* _GIVEN RECORDS_
---------------

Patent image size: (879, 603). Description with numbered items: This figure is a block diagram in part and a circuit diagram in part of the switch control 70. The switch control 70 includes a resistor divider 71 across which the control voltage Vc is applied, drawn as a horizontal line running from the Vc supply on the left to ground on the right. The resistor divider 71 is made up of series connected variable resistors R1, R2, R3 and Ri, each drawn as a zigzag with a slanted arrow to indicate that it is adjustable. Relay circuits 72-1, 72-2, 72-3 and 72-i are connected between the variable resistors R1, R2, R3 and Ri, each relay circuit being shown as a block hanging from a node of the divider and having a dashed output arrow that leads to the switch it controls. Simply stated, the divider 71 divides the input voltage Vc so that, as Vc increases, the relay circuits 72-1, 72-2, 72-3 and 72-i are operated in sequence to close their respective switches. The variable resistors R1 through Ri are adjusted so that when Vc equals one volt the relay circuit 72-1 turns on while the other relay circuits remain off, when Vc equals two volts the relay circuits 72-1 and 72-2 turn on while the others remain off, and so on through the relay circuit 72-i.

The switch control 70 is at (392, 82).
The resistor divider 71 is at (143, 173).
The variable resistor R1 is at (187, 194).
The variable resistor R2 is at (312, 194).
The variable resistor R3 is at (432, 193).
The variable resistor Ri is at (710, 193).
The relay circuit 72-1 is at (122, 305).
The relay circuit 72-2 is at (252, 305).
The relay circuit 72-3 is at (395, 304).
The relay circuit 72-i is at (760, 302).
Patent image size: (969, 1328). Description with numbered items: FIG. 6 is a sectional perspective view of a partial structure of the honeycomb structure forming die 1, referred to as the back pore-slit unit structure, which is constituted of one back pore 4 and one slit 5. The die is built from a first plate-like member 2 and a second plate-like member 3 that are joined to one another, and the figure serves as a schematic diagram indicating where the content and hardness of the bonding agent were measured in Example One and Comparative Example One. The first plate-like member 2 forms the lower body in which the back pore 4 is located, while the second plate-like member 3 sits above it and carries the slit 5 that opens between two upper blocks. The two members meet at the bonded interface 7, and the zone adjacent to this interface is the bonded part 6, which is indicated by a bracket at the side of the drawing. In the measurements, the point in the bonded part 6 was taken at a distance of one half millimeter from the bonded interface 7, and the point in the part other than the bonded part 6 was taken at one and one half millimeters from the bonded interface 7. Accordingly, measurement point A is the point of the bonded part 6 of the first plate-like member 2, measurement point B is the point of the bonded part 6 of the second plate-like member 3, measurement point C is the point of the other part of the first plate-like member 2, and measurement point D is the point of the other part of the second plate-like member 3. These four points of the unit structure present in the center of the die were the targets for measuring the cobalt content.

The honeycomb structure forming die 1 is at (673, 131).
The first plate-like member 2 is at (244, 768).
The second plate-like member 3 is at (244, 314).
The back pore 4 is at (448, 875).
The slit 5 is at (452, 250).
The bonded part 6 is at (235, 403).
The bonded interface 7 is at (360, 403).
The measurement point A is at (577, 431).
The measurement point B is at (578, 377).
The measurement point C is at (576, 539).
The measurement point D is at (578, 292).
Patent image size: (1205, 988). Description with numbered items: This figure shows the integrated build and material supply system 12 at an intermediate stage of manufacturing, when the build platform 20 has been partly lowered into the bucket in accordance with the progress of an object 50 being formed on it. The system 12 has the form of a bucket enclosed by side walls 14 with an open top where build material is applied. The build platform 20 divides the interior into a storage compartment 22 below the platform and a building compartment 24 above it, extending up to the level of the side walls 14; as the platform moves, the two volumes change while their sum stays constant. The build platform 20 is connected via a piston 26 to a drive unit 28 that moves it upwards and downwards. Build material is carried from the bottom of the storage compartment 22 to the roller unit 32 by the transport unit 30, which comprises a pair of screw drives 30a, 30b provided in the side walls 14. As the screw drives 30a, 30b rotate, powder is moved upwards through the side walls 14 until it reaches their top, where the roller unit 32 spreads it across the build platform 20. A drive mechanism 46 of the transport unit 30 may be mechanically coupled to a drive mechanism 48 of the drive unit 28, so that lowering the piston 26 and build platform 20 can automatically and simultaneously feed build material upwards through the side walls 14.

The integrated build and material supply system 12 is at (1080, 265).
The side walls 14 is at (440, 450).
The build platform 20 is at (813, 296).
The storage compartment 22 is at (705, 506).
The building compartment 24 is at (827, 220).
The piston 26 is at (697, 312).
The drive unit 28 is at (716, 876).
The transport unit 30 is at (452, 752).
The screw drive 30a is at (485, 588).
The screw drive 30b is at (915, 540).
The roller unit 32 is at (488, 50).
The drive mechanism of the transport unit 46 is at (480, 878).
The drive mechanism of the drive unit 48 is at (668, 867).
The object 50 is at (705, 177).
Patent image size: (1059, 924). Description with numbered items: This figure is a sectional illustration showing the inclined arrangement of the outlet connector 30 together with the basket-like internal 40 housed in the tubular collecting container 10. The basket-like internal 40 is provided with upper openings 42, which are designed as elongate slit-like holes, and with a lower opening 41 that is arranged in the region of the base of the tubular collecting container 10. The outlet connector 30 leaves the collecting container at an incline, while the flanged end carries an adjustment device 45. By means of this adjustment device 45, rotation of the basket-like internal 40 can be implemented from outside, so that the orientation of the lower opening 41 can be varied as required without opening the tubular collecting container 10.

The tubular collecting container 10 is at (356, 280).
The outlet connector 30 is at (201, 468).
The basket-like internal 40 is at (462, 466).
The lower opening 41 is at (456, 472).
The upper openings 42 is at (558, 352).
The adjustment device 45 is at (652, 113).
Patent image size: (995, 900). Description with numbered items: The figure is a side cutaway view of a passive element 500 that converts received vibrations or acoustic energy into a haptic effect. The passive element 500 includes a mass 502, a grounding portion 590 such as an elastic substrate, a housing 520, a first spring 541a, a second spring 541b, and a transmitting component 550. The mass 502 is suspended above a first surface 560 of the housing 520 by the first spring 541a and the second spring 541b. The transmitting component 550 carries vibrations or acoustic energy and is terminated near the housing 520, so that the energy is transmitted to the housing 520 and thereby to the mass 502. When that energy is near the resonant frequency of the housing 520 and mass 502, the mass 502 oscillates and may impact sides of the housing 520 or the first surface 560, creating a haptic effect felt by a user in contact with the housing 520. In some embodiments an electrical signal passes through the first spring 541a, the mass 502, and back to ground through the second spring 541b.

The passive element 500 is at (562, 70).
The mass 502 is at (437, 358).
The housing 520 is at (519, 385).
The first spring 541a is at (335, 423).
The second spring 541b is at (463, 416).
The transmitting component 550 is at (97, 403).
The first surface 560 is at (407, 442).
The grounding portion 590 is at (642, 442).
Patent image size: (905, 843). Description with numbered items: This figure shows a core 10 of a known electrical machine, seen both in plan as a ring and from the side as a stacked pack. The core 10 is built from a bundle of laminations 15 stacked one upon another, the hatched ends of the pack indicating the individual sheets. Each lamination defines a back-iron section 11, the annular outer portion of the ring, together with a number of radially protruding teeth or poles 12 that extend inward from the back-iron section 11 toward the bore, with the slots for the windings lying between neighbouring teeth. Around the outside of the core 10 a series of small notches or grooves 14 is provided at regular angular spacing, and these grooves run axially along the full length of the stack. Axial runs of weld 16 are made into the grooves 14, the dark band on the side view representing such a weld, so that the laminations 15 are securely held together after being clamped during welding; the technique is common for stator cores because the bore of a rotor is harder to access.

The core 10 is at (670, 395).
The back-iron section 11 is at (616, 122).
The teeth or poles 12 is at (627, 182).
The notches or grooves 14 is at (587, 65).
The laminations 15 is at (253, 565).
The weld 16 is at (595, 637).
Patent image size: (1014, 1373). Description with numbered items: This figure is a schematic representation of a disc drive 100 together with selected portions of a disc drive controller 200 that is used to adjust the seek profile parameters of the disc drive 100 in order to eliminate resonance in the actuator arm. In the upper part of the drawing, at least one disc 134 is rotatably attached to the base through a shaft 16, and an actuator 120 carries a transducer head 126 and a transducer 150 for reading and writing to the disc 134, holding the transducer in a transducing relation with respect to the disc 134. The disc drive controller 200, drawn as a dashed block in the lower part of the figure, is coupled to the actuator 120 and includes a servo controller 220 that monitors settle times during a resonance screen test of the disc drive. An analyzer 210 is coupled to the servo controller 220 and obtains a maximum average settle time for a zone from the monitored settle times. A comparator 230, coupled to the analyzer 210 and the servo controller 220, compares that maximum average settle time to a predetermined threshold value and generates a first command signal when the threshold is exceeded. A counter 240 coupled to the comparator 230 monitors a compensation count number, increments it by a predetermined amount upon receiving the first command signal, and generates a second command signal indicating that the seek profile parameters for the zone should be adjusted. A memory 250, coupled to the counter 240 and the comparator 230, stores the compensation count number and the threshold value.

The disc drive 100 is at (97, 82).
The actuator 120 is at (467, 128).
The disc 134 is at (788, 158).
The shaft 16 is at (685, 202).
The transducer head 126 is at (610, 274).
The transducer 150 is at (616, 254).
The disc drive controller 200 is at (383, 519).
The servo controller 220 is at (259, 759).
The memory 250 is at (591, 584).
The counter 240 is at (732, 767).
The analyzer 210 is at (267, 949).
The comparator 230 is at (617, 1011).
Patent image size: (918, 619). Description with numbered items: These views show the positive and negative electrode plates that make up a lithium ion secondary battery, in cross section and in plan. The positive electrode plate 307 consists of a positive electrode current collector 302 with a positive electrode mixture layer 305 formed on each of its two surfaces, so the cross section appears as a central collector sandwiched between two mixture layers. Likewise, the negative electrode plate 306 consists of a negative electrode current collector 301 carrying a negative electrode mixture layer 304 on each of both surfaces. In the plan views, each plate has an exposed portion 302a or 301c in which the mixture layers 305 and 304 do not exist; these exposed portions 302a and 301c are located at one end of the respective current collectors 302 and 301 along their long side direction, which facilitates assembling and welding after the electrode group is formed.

---------------

* _OBJECTIVE_
Reproduce the rows word for word, starting at the first line and continuing up to and including the line that contains "The relay circuit 72-i is at (760, 302).".

* _SOLUTION TO THIS EXERCISE_
Patent image size: (879, 603). Description with numbered items: This figure is a block diagram in part and a circuit diagram in part of the switch control 70. The switch control 70 includes a resistor divider 71 across which the control voltage Vc is applied, drawn as a horizontal line running from the Vc supply on the left to ground on the right. The resistor divider 71 is made up of series connected variable resistors R1, R2, R3 and Ri, each drawn as a zigzag with a slanted arrow to indicate that it is adjustable. Relay circuits 72-1, 72-2, 72-3 and 72-i are connected between the variable resistors R1, R2, R3 and Ri, each relay circuit being shown as a block hanging from a node of the divider and having a dashed output arrow that leads to the switch it controls. Simply stated, the divider 71 divides the input voltage Vc so that, as Vc increases, the relay circuits 72-1, 72-2, 72-3 and 72-i are operated in sequence to close their respective switches. The variable resistors R1 through Ri are adjusted so that when Vc equals one volt the relay circuit 72-1 turns on while the other relay circuits remain off, when Vc equals two volts the relay circuits 72-1 and 72-2 turn on while the others remain off, and so on through the relay circuit 72-i.

The switch control 70 is at (392, 82).
The resistor divider 71 is at (143, 173).
The variable resistor R1 is at (187, 194).
The variable resistor R2 is at (312, 194).
The variable resistor R3 is at (432, 193).
The variable resistor Ri is at (710, 193).
The relay circuit 72-1 is at (122, 305).
The relay circuit 72-2 is at (252, 305).
The relay circuit 72-3 is at (395, 304).
The relay circuit 72-i is at (760, 302).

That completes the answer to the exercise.